→ **Task to carry out**:
Identify the lines that contain the word "xlabel" and copy each one.

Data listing
____

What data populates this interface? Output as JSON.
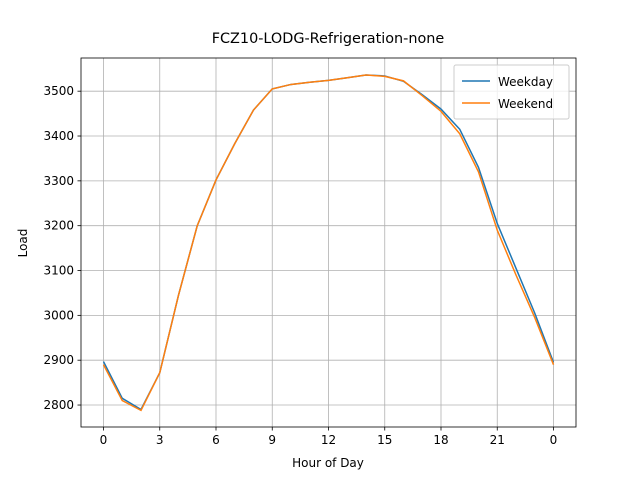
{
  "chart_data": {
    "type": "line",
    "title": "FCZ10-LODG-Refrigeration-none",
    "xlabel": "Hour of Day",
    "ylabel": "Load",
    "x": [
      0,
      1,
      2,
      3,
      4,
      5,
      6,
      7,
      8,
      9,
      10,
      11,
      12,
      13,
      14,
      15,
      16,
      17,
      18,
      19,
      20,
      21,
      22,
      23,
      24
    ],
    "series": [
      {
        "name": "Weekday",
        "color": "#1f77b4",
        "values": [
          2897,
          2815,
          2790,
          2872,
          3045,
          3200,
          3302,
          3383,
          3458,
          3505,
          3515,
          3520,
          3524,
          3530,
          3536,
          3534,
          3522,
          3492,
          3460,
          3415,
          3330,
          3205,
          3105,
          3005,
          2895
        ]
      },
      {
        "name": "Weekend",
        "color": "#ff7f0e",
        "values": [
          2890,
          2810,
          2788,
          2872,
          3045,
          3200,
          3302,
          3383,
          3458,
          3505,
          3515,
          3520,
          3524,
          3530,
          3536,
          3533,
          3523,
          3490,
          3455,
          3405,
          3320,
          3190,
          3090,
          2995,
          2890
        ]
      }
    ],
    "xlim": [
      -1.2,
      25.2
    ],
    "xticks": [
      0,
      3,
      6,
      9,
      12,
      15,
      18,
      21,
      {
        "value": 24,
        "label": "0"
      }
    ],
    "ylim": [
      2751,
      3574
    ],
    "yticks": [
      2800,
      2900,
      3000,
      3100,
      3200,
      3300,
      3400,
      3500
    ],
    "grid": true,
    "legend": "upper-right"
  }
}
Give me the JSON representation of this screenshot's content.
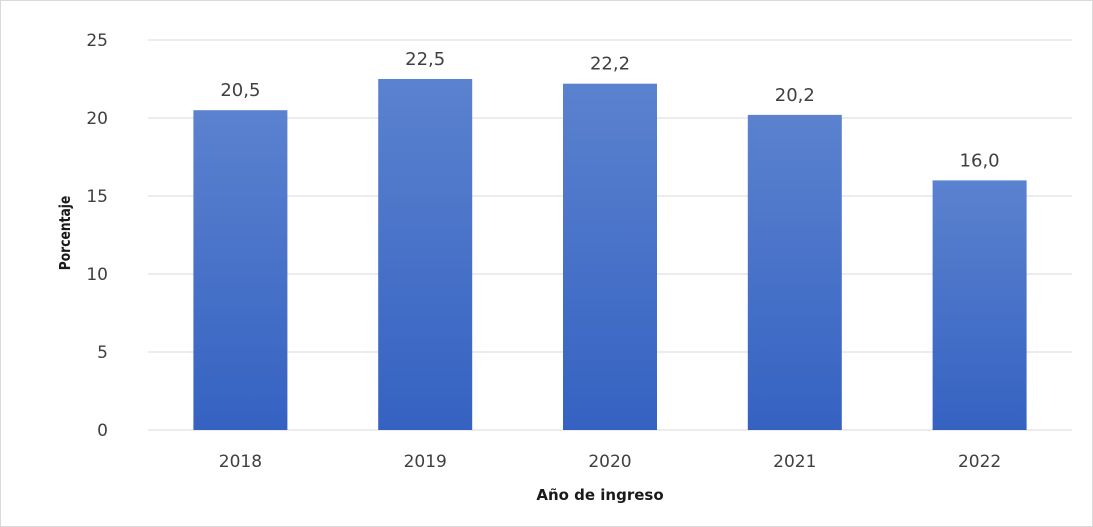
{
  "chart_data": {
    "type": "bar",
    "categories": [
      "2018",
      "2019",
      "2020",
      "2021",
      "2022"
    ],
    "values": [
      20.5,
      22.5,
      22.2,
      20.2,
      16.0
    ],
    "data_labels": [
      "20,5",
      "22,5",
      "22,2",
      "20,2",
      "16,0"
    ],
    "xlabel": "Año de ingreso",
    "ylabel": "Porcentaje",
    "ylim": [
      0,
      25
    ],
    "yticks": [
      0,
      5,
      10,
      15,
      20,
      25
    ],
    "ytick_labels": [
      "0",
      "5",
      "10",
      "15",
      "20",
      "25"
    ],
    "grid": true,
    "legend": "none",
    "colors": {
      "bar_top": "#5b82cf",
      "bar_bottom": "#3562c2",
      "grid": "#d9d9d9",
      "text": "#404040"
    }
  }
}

____

→ **Exercise solution**:
    "xlabel": "Hour of Day",
    "xlabel": "Año de ingreso",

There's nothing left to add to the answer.